### Data extract

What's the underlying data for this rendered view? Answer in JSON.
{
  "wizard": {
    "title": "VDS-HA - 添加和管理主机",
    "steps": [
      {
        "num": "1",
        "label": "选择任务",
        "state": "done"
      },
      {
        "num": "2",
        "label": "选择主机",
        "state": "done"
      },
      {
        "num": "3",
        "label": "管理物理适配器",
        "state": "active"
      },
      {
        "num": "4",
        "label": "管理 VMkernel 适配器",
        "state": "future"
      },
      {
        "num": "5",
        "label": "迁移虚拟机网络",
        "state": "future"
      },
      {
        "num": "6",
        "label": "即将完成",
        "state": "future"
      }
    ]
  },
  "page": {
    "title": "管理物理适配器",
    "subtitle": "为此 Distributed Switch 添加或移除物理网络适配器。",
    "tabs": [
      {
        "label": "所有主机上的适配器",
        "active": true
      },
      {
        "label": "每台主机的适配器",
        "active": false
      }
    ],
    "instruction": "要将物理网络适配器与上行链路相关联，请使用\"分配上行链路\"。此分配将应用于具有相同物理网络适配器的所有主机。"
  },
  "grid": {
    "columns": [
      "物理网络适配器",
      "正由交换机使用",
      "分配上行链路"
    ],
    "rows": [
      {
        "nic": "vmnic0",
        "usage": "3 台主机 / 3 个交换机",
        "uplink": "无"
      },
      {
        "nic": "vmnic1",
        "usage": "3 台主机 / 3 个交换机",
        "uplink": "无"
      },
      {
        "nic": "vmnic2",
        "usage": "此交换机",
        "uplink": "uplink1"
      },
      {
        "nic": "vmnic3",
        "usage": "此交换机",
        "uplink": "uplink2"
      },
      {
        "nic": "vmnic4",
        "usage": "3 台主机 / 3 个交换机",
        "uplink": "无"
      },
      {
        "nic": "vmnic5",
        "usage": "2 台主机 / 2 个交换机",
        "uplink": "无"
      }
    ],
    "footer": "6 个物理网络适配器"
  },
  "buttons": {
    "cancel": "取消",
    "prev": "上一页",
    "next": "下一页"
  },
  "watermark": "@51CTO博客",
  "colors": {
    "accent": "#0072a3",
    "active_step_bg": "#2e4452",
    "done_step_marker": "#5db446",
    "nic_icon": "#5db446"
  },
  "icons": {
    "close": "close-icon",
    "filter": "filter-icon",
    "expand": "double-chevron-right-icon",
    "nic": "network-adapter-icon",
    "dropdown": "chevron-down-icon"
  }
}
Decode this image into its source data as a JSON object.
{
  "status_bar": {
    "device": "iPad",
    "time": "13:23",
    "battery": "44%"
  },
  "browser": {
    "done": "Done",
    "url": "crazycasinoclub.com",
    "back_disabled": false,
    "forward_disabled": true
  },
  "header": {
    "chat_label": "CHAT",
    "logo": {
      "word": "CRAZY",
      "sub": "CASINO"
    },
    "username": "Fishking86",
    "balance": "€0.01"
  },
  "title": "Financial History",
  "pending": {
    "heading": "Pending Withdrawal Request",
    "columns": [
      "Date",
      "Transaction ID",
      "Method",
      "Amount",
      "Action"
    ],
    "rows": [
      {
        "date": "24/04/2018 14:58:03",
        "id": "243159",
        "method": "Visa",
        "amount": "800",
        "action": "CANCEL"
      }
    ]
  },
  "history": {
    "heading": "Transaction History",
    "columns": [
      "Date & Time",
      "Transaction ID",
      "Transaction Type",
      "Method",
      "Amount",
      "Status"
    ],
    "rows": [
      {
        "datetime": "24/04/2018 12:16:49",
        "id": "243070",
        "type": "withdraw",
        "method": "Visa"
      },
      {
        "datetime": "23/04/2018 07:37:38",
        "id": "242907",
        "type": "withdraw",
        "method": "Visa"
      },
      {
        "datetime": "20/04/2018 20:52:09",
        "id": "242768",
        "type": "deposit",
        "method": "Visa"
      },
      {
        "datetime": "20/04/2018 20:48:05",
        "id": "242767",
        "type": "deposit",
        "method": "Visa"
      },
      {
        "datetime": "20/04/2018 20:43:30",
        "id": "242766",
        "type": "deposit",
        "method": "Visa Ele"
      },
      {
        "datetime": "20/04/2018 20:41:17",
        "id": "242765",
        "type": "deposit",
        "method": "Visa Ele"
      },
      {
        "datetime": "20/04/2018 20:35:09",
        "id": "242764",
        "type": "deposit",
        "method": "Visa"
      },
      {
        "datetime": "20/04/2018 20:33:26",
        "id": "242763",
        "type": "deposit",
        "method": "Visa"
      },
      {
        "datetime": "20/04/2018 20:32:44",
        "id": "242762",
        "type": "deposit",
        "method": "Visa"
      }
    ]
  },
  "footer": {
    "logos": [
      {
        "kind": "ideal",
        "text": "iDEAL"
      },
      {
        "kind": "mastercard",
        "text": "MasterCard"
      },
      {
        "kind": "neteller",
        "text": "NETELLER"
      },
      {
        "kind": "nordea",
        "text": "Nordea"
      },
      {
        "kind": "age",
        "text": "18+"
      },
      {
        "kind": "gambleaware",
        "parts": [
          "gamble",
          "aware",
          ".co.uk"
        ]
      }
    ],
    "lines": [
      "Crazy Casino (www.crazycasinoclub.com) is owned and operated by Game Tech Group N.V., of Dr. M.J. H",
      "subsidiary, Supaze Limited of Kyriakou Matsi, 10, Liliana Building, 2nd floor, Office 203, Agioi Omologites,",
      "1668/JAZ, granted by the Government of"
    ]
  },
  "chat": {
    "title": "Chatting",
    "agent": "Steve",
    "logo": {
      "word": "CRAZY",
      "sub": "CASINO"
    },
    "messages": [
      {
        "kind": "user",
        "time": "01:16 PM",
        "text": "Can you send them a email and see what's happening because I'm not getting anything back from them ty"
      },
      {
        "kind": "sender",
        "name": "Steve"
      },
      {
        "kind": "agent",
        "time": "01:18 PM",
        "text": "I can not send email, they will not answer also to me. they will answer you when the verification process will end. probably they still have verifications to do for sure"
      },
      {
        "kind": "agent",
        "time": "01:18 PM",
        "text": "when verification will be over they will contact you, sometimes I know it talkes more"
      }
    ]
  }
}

######

_What this task involves_
Extract all lines of the records above that include "Transaction".

_Task answer_
      "Transaction ID",
    "heading": "Transaction History",
      "Transaction ID",
      "Transaction Type",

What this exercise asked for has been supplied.